According to the excerpt on reader gender and children's book prizes, how many readers did the Goodreads gender analysis draw its data from?

─── PAGE EXCERPT ───

Obviously the gender of a book’s author or illustrator does not directly equate to the gender of a reader that might find that book appealing. There are plenty of children’s authors and illustrators whose work appeals equally to both sexes: Dahl, Donaldson, Rowling and Pullman to name but a few. However the gender analysis published by Goodreads last November based on the data from 40,000 of Goodreads’ most active readers (20,000 readers of each sex) shows that both male and female readers have a strong preference for books written by authors of the same sex. 90% of the 50 most-read books by male readers were written by male authors, and an identical 90% of the 50 most-read books by female readers were written by female authors. Goodreads editor-in-chief Elizabeth Khuri Chandler has said that responses to the analysis suggest that “most people were unaware of the gender breakdown of the book they were reading” and that readers generally “don’t set out to read a male author or a female author. It’s all about the book.” If this is the case, then the analysis suggests, perhaps not surprisingly, that most authors are particularly good at writing literature that appeals to readers of the same sex.

I’m told that Waterstones has not responded to requests for a gender breakdown of the booksellers that compiled the 2015 shortlist. I don’t imagine that any of these booksellers were deliberately discriminating in favour of female authors and illustrators. Like the Khuri Chandler’s readers, I’m sure that their choices were “all about the book”, but if the Goodreads analysis is anything to go by, I’d guess that these booksellers were predominantly female.

The 2015 What Kids Are Reading report, published last month, analyses the reading habits of over half a million children in over 2,700 UK schools. Professor Keith Topping, the report’s author, suggests that the reading preferences of teachers and librarians could be influencing the book choices children are given in school. The report’s website notes that “worryingly, this trend could be disadvantaging boys at the expense of girls.” I think it’s reasonable to suggest that a lack of gender balance among the booksellers selecting the prize’s shortlists might result in a similar lack of gender balance in the shortlists’ appeal.

A strong predilection for same-sex reading could be seen as a problem that needs addressing. The current Waterstones Children’s Laureate Malorie Blackman commented recently that “reading is an exercise in empathy; an exercise in walking in someone else's shoes for a while,” and argued that certain books should not be written for certain people, “they should be read by everybody." This is a compelling argument for encouraging boys to read more books by female authors. However, given that female readers show an identical predilection for same-sex reading, shouldn’t we be encouraging girls to read more books by male authors as well? And, if that’s the case, shouldn’t the Waterstones Children’s Book Prize be highlighting the best of those male-authored books?

─── RECORDED DATA ───

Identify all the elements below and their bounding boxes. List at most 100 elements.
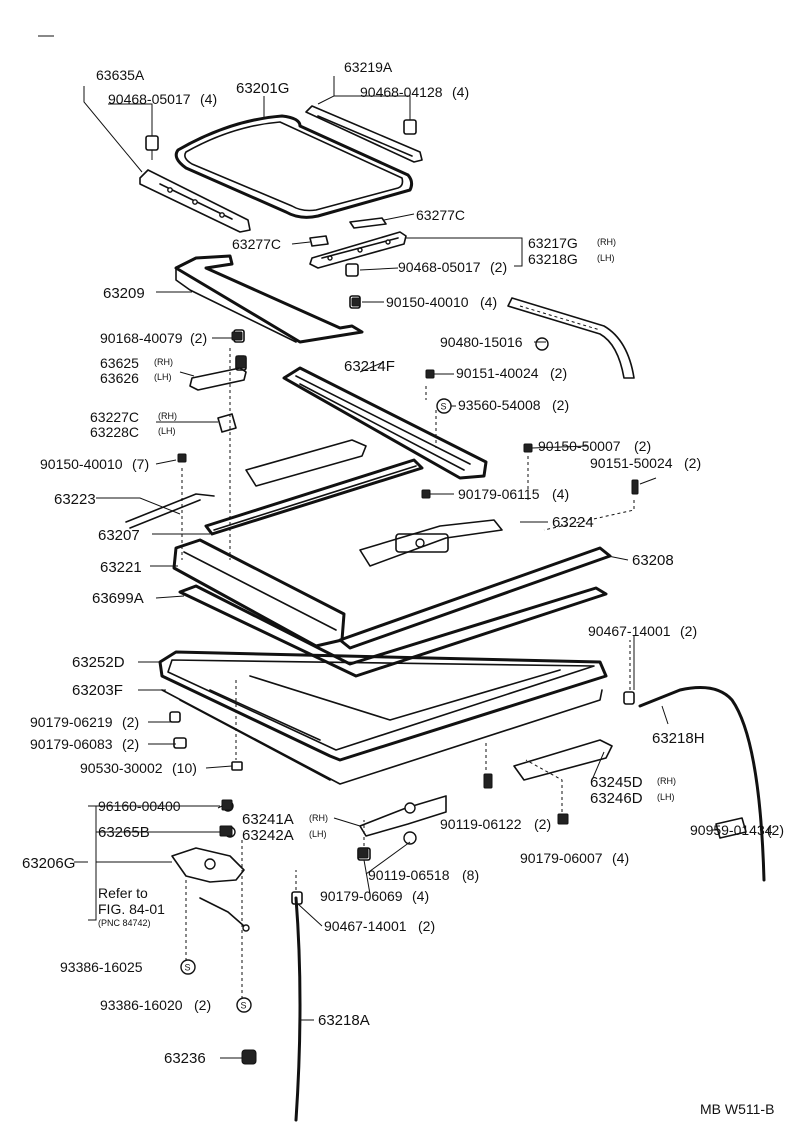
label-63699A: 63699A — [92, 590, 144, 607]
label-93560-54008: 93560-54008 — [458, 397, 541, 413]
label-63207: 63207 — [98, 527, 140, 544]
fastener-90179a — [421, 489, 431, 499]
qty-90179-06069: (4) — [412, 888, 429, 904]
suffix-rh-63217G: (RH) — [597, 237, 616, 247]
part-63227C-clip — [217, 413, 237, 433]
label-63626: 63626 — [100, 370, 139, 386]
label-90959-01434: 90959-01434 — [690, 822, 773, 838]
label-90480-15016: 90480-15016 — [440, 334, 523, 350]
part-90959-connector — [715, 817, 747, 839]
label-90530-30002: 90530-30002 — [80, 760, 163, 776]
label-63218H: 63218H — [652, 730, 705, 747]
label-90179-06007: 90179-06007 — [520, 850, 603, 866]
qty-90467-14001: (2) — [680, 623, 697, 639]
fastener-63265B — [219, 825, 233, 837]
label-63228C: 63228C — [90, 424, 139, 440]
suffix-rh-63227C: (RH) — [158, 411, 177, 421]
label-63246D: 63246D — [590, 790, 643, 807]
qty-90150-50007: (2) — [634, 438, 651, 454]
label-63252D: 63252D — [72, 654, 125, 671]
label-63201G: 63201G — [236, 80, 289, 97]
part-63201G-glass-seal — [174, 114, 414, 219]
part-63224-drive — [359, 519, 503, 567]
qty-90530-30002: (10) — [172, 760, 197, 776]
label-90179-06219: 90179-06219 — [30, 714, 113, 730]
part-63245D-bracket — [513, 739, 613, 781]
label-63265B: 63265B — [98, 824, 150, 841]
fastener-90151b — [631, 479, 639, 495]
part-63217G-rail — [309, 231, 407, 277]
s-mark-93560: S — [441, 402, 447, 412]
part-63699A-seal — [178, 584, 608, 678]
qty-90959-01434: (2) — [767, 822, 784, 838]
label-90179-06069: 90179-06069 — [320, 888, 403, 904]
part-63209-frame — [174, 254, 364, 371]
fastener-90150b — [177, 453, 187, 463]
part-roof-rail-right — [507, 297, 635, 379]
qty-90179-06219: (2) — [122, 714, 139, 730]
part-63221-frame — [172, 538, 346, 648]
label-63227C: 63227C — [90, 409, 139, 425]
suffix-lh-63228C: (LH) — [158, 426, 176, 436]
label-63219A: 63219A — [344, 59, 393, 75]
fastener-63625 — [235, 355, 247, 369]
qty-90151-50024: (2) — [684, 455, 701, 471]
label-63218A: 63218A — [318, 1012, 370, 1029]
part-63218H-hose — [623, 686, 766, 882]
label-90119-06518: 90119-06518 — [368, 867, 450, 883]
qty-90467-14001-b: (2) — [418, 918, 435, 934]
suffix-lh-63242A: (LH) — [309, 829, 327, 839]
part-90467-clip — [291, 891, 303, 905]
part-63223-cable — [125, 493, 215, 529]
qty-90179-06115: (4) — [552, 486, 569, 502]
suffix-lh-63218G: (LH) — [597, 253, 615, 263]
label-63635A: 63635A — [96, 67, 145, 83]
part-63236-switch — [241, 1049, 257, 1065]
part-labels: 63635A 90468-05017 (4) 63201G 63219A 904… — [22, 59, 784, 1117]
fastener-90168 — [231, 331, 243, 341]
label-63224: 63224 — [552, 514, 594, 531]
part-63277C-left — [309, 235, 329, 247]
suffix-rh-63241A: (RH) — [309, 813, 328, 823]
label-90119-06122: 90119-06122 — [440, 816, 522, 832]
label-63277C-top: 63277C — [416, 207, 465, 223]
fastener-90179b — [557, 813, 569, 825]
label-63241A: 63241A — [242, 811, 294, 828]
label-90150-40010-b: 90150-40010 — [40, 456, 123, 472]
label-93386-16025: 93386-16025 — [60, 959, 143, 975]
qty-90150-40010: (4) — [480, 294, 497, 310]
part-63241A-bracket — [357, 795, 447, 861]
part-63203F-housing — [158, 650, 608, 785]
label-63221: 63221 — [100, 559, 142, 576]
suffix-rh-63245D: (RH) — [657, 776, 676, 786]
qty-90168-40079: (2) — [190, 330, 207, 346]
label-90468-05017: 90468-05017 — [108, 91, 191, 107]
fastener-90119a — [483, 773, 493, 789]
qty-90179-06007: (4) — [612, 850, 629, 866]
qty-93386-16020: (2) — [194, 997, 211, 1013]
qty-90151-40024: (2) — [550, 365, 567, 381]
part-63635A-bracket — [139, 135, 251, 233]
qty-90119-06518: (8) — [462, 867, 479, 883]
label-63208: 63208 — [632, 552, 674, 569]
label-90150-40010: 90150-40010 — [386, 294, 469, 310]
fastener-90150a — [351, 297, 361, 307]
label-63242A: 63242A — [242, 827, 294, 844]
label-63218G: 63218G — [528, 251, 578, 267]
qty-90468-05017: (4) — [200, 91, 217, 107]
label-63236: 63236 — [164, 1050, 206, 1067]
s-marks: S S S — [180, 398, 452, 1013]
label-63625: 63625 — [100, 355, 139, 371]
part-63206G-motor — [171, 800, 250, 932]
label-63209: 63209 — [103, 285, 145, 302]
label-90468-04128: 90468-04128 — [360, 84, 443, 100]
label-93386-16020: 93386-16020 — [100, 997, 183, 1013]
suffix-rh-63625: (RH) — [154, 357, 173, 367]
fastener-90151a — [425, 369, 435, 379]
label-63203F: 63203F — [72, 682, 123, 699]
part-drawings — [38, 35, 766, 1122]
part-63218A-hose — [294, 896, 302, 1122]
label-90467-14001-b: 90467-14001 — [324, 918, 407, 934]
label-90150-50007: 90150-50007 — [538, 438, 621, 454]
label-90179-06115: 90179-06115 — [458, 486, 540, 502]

───

*EXPECTED ANSWER:*
40,000 of Goodreads' most active readers, 20,000 of each sex.